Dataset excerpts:
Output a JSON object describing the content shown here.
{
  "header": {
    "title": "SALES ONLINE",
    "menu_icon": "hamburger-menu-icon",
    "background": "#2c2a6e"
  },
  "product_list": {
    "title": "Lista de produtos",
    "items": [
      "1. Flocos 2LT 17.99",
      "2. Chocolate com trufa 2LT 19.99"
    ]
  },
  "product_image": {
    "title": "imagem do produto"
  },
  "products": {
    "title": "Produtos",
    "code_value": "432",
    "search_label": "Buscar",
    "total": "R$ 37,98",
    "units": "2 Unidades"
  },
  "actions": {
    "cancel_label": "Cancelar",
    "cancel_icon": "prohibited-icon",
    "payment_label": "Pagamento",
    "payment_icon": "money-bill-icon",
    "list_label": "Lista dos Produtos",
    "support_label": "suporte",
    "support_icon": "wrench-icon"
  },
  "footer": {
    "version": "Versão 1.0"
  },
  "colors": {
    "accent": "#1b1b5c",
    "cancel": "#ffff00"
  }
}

* _WORK TO DO_:
Write out all the lines again, exactly as they are.

* _TASK SOLUTION_:
Output a JSON object describing the content shown here.
{
  "header": {
    "title": "SALES ONLINE",
    "menu_icon": "hamburger-menu-icon",
    "background": "#2c2a6e"
  },
  "product_list": {
    "title": "Lista de produtos",
    "items": [
      "1. Flocos 2LT 17.99",
      "2. Chocolate com trufa 2LT 19.99"
    ]
  },
  "product_image": {
    "title": "imagem do produto"
  },
  "products": {
    "title": "Produtos",
    "code_value": "432",
    "search_label": "Buscar",
    "total": "R$ 37,98",
    "units": "2 Unidades"
  },
  "actions": {
    "cancel_label": "Cancelar",
    "cancel_icon": "prohibited-icon",
    "payment_label": "Pagamento",
    "payment_icon": "money-bill-icon",
    "list_label": "Lista dos Produtos",
    "support_label": "suporte",
    "support_icon": "wrench-icon"
  },
  "footer": {
    "version": "Versão 1.0"
  },
  "colors": {
    "accent": "#1b1b5c",
    "cancel": "#ffff00"
  }
}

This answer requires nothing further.